> DIRECTIONS: Pull out every line of the listing below where "face" appears.

[DATA start]

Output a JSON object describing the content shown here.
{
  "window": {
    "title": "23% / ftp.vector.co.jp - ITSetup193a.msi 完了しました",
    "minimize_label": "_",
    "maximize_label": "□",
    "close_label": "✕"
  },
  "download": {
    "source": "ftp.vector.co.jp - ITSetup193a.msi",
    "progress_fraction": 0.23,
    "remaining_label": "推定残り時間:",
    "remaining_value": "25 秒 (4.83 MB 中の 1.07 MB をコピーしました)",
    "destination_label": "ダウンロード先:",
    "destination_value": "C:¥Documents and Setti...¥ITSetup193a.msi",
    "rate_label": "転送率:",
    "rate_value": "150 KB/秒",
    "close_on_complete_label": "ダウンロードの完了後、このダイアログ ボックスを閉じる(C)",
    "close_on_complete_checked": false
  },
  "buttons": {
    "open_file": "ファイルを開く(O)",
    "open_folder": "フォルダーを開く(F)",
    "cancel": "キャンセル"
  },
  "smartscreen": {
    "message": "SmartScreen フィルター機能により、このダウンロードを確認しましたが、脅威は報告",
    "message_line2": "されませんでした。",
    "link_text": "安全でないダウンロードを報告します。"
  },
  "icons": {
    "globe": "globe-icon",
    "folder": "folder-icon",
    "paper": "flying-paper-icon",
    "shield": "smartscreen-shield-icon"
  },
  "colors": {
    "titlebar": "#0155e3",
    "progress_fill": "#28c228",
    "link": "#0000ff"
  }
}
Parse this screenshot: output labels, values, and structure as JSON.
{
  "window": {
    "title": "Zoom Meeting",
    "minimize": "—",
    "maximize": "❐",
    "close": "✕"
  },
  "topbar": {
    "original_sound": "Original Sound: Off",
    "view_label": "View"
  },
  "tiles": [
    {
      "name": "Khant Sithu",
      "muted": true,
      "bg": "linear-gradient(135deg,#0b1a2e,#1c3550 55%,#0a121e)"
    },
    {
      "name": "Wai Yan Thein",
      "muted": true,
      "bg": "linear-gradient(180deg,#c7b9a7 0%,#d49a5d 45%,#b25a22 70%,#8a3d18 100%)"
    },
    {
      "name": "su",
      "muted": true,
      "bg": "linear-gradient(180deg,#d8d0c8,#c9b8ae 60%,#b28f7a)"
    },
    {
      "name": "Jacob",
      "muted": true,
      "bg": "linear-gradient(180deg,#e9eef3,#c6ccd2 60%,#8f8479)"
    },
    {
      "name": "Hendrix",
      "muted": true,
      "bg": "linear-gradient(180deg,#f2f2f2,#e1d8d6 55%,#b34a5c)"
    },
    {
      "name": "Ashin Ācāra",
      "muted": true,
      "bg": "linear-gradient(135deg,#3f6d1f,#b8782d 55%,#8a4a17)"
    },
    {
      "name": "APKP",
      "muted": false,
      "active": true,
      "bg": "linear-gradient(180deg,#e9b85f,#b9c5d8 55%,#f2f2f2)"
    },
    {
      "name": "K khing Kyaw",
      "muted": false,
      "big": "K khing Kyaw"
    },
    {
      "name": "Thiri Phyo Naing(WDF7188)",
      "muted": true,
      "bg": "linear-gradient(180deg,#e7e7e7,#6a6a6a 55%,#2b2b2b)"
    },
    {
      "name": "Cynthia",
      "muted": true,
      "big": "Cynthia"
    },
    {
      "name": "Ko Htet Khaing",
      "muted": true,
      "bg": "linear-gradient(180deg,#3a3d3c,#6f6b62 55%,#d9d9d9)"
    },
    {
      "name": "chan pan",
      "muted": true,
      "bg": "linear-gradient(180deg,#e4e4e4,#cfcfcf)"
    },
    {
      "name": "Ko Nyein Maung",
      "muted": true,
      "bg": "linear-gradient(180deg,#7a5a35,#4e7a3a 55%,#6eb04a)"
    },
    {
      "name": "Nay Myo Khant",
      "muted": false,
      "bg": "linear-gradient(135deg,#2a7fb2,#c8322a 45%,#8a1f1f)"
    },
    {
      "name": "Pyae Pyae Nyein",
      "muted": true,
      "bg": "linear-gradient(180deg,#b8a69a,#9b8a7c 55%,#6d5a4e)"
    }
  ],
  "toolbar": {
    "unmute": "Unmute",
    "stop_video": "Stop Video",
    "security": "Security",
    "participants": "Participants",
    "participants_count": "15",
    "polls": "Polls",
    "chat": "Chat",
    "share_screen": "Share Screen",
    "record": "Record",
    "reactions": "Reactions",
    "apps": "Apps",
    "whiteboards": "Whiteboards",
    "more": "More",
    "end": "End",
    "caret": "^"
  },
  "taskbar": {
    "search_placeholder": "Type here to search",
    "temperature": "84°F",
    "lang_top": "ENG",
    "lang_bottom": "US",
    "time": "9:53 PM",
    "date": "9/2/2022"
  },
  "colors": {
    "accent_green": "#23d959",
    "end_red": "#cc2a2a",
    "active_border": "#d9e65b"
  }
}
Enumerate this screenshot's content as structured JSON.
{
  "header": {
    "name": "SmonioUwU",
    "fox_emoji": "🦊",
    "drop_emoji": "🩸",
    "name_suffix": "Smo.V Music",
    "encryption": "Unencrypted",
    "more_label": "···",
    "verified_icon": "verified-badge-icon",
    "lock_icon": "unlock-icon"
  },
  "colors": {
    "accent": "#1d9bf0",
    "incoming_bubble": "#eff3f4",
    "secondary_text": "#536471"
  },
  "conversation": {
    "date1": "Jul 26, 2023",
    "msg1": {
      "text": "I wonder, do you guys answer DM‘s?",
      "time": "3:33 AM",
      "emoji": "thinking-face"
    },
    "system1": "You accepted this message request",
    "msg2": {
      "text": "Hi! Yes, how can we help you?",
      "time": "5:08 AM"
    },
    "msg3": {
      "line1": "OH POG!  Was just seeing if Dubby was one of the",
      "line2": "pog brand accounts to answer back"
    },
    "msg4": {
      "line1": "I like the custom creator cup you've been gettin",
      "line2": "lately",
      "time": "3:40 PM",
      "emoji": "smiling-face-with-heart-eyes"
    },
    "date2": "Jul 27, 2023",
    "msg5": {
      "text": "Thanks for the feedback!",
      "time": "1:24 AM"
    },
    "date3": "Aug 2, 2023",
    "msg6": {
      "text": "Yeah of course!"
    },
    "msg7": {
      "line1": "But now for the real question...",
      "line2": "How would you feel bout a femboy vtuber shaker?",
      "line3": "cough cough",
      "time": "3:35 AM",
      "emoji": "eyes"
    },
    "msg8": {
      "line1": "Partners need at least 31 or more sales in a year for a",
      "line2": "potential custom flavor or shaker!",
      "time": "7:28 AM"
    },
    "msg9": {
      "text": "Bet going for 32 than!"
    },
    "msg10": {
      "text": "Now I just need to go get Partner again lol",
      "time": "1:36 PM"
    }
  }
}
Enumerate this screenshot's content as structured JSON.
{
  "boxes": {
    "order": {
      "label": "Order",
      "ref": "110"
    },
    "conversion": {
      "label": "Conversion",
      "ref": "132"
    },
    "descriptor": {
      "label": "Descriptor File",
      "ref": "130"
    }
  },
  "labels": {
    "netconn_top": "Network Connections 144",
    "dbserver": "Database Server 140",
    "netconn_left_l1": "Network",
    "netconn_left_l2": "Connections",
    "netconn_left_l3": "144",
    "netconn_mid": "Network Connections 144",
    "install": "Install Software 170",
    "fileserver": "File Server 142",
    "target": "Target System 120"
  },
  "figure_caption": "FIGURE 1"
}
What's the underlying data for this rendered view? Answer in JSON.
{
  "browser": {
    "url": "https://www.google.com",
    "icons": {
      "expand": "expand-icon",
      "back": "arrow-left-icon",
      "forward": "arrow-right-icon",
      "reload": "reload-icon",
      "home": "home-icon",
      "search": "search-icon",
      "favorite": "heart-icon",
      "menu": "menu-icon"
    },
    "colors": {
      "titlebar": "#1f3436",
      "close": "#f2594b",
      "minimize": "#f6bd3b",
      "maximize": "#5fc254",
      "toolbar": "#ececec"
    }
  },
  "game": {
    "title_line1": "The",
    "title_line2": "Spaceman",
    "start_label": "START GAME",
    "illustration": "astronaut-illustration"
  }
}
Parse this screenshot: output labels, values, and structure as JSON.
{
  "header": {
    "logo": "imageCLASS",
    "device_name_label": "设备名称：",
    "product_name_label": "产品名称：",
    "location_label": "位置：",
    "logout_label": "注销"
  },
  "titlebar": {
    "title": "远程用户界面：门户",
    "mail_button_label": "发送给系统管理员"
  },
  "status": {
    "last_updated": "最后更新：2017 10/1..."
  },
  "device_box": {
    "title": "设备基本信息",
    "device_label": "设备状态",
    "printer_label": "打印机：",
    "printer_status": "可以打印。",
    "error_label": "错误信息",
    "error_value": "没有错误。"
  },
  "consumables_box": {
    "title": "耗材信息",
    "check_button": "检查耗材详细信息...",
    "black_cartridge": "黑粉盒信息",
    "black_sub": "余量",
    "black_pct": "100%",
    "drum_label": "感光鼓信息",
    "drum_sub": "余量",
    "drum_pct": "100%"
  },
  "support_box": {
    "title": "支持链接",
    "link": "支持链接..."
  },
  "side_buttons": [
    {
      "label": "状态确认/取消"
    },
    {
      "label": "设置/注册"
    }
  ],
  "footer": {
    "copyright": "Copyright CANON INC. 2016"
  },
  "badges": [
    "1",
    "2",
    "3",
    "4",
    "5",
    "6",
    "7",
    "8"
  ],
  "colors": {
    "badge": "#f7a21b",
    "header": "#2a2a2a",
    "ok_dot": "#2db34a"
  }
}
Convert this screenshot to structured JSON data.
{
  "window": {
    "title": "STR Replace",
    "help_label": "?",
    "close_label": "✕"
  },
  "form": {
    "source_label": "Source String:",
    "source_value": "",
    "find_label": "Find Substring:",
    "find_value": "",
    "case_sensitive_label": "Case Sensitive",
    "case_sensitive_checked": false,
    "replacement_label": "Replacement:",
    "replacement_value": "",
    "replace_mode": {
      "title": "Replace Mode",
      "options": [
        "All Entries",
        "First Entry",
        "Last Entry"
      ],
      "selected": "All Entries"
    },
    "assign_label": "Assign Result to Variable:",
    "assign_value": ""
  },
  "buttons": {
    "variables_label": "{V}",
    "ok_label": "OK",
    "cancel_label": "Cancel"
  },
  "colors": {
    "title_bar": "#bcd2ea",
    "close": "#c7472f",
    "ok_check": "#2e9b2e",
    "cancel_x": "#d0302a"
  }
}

[DATA end]

> SOLUTION TO THIS EXERCISE:
      "emoji": "thinking-face"
      "emoji": "smiling-face-with-heart-eyes"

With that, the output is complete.